◆ Written instruction: The entire listing is to be repeated verbatim.

◆ Supplied records:
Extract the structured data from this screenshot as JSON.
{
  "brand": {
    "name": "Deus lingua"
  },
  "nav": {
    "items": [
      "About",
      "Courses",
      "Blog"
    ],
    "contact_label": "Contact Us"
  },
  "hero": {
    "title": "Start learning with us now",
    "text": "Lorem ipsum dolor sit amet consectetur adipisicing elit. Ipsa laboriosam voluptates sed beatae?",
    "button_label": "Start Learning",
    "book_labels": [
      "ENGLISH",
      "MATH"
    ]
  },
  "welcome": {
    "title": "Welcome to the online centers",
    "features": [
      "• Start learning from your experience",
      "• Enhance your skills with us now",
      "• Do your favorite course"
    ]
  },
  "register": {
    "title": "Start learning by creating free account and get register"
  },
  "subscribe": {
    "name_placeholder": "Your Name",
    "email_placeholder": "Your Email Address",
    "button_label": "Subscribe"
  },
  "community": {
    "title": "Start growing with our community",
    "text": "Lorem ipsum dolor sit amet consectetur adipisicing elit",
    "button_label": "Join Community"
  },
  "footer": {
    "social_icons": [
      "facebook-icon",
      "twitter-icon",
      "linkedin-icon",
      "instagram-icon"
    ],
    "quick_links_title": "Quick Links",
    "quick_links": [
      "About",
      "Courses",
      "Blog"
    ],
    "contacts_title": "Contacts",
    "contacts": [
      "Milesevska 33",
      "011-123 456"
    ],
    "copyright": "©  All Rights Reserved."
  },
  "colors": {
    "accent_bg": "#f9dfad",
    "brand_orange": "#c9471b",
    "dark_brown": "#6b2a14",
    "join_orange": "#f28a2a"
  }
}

◆ Solution:
Extract the structured data from this screenshot as JSON.
{
  "brand": {
    "name": "Deus lingua"
  },
  "nav": {
    "items": [
      "About",
      "Courses",
      "Blog"
    ],
    "contact_label": "Contact Us"
  },
  "hero": {
    "title": "Start learning with us now",
    "text": "Lorem ipsum dolor sit amet consectetur adipisicing elit. Ipsa laboriosam voluptates sed beatae?",
    "button_label": "Start Learning",
    "book_labels": [
      "ENGLISH",
      "MATH"
    ]
  },
  "welcome": {
    "title": "Welcome to the online centers",
    "features": [
      "• Start learning from your experience",
      "• Enhance your skills with us now",
      "• Do your favorite course"
    ]
  },
  "register": {
    "title": "Start learning by creating free account and get register"
  },
  "subscribe": {
    "name_placeholder": "Your Name",
    "email_placeholder": "Your Email Address",
    "button_label": "Subscribe"
  },
  "community": {
    "title": "Start growing with our community",
    "text": "Lorem ipsum dolor sit amet consectetur adipisicing elit",
    "button_label": "Join Community"
  },
  "footer": {
    "social_icons": [
      "facebook-icon",
      "twitter-icon",
      "linkedin-icon",
      "instagram-icon"
    ],
    "quick_links_title": "Quick Links",
    "quick_links": [
      "About",
      "Courses",
      "Blog"
    ],
    "contacts_title": "Contacts",
    "contacts": [
      "Milesevska 33",
      "011-123 456"
    ],
    "copyright": "©  All Rights Reserved."
  },
  "colors": {
    "accent_bg": "#f9dfad",
    "brand_orange": "#c9471b",
    "dark_brown": "#6b2a14",
    "join_orange": "#f28a2a"
  }
}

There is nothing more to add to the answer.